# [Exercise instructions]
Repeat each entry as written and leave the images out of the copy.

-- START --

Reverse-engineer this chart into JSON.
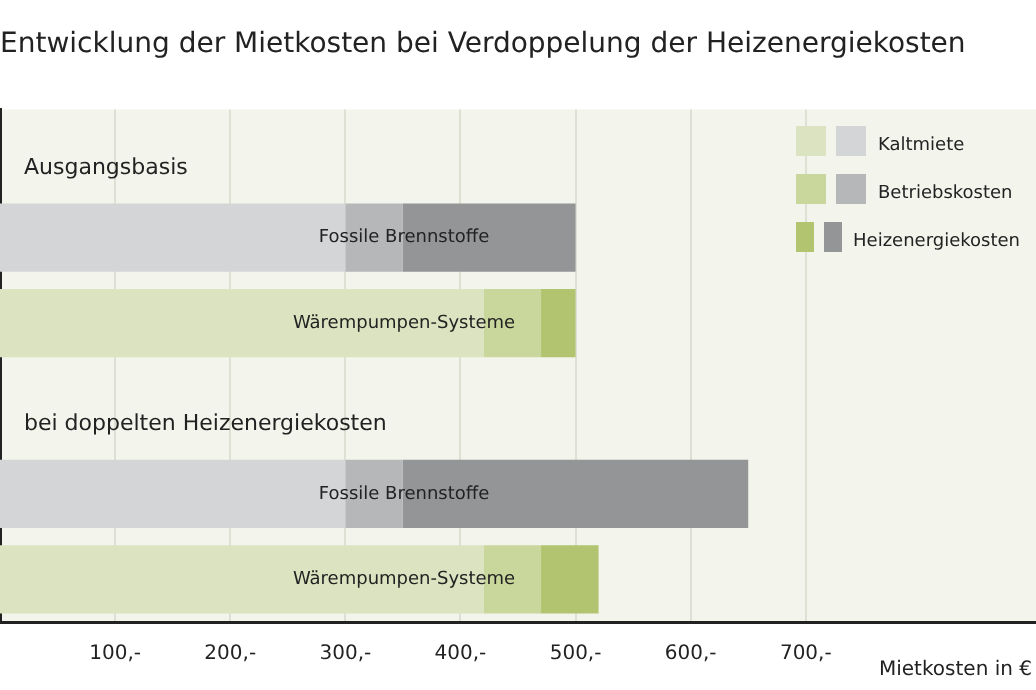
{
  "chart_data": {
    "type": "bar",
    "title": "Entwicklung der Mietkosten bei Verdoppelung der Heizenergiekosten",
    "xlabel": "Mietkosten in €",
    "orientation": "horizontal",
    "stacked": true,
    "categories": [
      "Ausgangsbasis",
      "Fossile Brennstoffe",
      "Wärempumpen-Systeme",
      "bei doppelten Heizenergiekosten",
      "Fossile Brennstoffe",
      "Wärempumpen-Systeme"
    ],
    "series": [
      {
        "name": "Kaltmiete",
        "colors": [
          null,
          "#d3d5d6",
          "#dce3c0",
          null,
          "#d3d5d6",
          "#dce3c0"
        ],
        "values": [
          null,
          300,
          420,
          null,
          300,
          420
        ]
      },
      {
        "name": "Betriebskosten",
        "colors": [
          null,
          "#b5b7b9",
          "#c9d69c",
          null,
          "#b5b7b9",
          "#c9d69c"
        ],
        "values": [
          null,
          50,
          50,
          null,
          50,
          50
        ]
      },
      {
        "name": "Heizenergiekosten",
        "colors": [
          null,
          "#939597",
          "#b2c470",
          null,
          "#939597",
          "#b2c470"
        ],
        "values": [
          null,
          150,
          30,
          null,
          300,
          50
        ]
      }
    ],
    "xlim": [
      0,
      900
    ],
    "xticks": [
      {
        "value": 100,
        "label": "100,-"
      },
      {
        "value": 200,
        "label": "200,-"
      },
      {
        "value": 300,
        "label": "300,-"
      },
      {
        "value": 400,
        "label": "400,-"
      },
      {
        "value": 500,
        "label": "500,-"
      },
      {
        "value": 600,
        "label": "600,-"
      },
      {
        "value": 700,
        "label": "700,-"
      }
    ],
    "grid": "x",
    "legend": "top right"
  }
}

-- END --

# [Response]
Reverse-engineer this chart into JSON.
{
  "chart_data": {
    "type": "bar",
    "title": "Entwicklung der Mietkosten bei Verdoppelung der Heizenergiekosten",
    "xlabel": "Mietkosten in €",
    "orientation": "horizontal",
    "stacked": true,
    "categories": [
      "Ausgangsbasis",
      "Fossile Brennstoffe",
      "Wärempumpen-Systeme",
      "bei doppelten Heizenergiekosten",
      "Fossile Brennstoffe",
      "Wärempumpen-Systeme"
    ],
    "series": [
      {
        "name": "Kaltmiete",
        "colors": [
          null,
          "#d3d5d6",
          "#dce3c0",
          null,
          "#d3d5d6",
          "#dce3c0"
        ],
        "values": [
          null,
          300,
          420,
          null,
          300,
          420
        ]
      },
      {
        "name": "Betriebskosten",
        "colors": [
          null,
          "#b5b7b9",
          "#c9d69c",
          null,
          "#b5b7b9",
          "#c9d69c"
        ],
        "values": [
          null,
          50,
          50,
          null,
          50,
          50
        ]
      },
      {
        "name": "Heizenergiekosten",
        "colors": [
          null,
          "#939597",
          "#b2c470",
          null,
          "#939597",
          "#b2c470"
        ],
        "values": [
          null,
          150,
          30,
          null,
          300,
          50
        ]
      }
    ],
    "xlim": [
      0,
      900
    ],
    "xticks": [
      {
        "value": 100,
        "label": "100,-"
      },
      {
        "value": 200,
        "label": "200,-"
      },
      {
        "value": 300,
        "label": "300,-"
      },
      {
        "value": 400,
        "label": "400,-"
      },
      {
        "value": 500,
        "label": "500,-"
      },
      {
        "value": 600,
        "label": "600,-"
      },
      {
        "value": 700,
        "label": "700,-"
      }
    ],
    "grid": "x",
    "legend": "top right"
  }
}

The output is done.